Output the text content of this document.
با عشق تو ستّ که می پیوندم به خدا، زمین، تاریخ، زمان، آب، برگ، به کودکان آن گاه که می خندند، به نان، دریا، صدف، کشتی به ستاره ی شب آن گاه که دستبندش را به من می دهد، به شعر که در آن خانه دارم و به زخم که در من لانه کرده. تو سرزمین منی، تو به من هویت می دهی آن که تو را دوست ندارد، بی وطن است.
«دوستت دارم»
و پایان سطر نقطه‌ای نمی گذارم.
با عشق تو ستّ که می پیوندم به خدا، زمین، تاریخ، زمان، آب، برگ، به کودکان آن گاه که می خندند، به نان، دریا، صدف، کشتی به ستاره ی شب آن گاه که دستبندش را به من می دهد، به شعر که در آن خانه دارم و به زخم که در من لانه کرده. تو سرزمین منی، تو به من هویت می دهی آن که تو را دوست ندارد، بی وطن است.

+++

▸ The request
Reproduce the entries above in full by retyping them exactly.

▸ Solved problem
Output the text content of this document.
با عشق تو ستّ که می پیوندم به خدا، زمین، تاریخ، زمان، آب، برگ، به کودکان آن گاه که می خندند، به نان، دریا، صدف، کشتی به ستاره ی شب آن گاه که دستبندش را به من می دهد، به شعر که در آن خانه دارم و به زخم که در من لانه کرده. تو سرزمین منی، تو به من هویت می دهی آن که تو را دوست ندارد، بی وطن است.
«دوستت دارم»
و پایان سطر نقطه‌ای نمی گذارم.
با عشق تو ستّ که می پیوندم به خدا، زمین، تاریخ، زمان، آب، برگ، به کودکان آن گاه که می خندند، به نان، دریا، صدف، کشتی به ستاره ی شب آن گاه که دستبندش را به من می دهد، به شعر که در آن خانه دارم و به زخم که در من لانه کرده. تو سرزمین منی، تو به من هویت می دهی آن که تو را دوست ندارد، بی وطن است.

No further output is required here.